═══ SELECTED EXCERPT

We acknowledge the Staff’s comment and respectfully advise the Staff that as of December 31, 2015, we had only 20 Marcellus dry gas PUD locations, which we define as locations with less than 1,150 Btu per Mcf.  These 20 PUD locations accounted for 181 Bcfe, or 1.4%, of our total proved reserve volumes at December 31, 2015.  These 20 PUD locations were part of management’s 5-year development plan at year-end 2015.  Although we do not believe additional disclosure is required under FASB ASC 932-235-50-10 because of the immaterial reserves associated with these dry gas locations, if in the future reserves associated with dry gas locations are material, we will expand our disclosure to provide the total number of locations and net proved reserve amounts.

══════
═══ GIVEN ENTRIES

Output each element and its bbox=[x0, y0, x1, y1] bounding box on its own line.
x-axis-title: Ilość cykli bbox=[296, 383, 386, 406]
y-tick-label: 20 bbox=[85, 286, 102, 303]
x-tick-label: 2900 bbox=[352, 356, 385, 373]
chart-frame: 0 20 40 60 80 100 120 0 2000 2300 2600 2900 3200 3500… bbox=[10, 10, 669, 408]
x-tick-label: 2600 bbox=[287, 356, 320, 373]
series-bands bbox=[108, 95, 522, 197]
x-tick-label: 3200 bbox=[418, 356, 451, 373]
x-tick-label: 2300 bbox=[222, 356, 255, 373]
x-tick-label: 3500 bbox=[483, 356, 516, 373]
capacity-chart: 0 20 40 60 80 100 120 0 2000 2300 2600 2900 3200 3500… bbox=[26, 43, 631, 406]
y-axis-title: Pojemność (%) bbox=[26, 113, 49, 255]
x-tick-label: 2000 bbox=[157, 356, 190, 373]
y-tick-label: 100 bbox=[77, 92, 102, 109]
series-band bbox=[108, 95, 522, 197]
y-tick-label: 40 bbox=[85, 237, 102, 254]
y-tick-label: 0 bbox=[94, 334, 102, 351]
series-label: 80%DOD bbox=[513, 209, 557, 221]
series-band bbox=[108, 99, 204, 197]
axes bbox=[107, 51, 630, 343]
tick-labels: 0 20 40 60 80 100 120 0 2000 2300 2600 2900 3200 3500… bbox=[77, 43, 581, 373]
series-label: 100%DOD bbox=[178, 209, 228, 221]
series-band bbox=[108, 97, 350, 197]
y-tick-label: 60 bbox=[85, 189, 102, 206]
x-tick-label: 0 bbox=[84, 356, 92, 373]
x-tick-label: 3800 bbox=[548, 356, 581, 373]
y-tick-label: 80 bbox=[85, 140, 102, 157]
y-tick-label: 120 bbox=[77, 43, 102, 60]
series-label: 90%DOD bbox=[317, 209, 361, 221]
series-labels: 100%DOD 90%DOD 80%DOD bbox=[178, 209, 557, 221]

══════

[GIVEN TASK]: Write the next part of the reply about Marcellus dry gas PUD locations, picking up after its final sentence. The rows have no connection to the text about Marcellus dry gas locations.

[RIGHT ANSWER]:
3



 

3.                                      Your disclosure indicates that you have approximately $5.1 billion in future development costs to be incurred over the next five years relating to your proved undeveloped reserves which if calculated as a straight line five year average would represent expenditures of approximately $1.02 billion per year. However, the disclosure provided on page 6 and elsewhere on page 2 indicates that during 2015, you incurred approximately $577 million in capital expenditures to convert proved undeveloped reserves to proved developed reserves and that you plan to reduce the 2016 capital budget for drilling, completions and land for 2016 by 24% from your 2015 capital budget. You also disclose on page 2 that in conjunction with the reduction in capital expenditures during 2015, you deferred the completion of 50 wells.

 

Please expand the disclosure relating to conversion of your proved undeveloped reserves to explain your development plans sufficiently to understand how you have complied with the timeframe stipulated for development within Rule 4-10(a)(31)(ii) of Regulation S-X, and how you have formulated a reasonable expectation that any financing necessary to proceed with development will be available, as required by Rule 4-10(a)(26) of Regulation S-X, prior to reporting these reserves.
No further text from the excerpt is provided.